Task brief =
What number of lines contain the word "JSON"? Reply with the number and nothing else.

Provided information =

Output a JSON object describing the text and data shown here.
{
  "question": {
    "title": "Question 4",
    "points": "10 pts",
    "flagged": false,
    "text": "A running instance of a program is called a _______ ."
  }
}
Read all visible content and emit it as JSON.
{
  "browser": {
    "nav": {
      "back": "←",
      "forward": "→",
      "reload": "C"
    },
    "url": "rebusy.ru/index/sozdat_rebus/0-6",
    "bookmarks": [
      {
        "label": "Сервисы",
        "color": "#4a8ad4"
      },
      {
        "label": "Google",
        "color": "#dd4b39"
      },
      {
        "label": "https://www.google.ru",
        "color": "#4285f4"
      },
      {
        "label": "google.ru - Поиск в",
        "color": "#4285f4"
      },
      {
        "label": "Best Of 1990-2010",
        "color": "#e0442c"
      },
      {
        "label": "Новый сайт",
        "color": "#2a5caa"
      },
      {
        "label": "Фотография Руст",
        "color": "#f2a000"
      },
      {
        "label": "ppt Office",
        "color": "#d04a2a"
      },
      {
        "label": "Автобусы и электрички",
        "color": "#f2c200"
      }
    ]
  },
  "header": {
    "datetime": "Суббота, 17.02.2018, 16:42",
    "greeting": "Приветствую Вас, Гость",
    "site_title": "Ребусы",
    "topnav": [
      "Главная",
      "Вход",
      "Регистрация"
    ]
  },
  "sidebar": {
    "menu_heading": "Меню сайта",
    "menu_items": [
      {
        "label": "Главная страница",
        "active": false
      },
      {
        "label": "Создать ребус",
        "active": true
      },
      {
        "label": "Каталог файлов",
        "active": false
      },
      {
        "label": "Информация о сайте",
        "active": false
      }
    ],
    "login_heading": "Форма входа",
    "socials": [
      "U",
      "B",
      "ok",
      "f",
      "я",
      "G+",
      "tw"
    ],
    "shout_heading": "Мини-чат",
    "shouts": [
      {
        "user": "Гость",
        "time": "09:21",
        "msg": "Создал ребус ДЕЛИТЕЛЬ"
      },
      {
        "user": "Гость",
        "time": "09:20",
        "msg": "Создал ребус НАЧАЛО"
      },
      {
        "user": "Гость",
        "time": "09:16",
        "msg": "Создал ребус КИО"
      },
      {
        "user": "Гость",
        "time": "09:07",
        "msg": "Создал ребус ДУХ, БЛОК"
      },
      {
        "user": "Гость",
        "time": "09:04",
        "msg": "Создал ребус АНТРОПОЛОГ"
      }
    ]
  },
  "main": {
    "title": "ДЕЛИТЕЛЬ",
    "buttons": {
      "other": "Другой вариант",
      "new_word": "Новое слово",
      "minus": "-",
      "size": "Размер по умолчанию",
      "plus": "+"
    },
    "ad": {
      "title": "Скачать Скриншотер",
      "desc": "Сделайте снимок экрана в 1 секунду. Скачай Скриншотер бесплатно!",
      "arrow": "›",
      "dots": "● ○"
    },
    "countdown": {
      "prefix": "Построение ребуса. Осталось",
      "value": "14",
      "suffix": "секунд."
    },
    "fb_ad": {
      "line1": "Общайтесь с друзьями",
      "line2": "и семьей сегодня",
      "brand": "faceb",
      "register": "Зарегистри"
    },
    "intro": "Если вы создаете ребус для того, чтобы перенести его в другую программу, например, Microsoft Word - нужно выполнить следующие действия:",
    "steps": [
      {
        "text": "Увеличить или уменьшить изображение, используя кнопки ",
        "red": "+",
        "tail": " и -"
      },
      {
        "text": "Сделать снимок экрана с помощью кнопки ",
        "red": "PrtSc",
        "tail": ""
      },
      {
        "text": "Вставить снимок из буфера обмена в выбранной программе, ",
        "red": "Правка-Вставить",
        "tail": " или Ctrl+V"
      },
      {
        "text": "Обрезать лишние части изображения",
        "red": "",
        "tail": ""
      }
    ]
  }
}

Exercise response =
2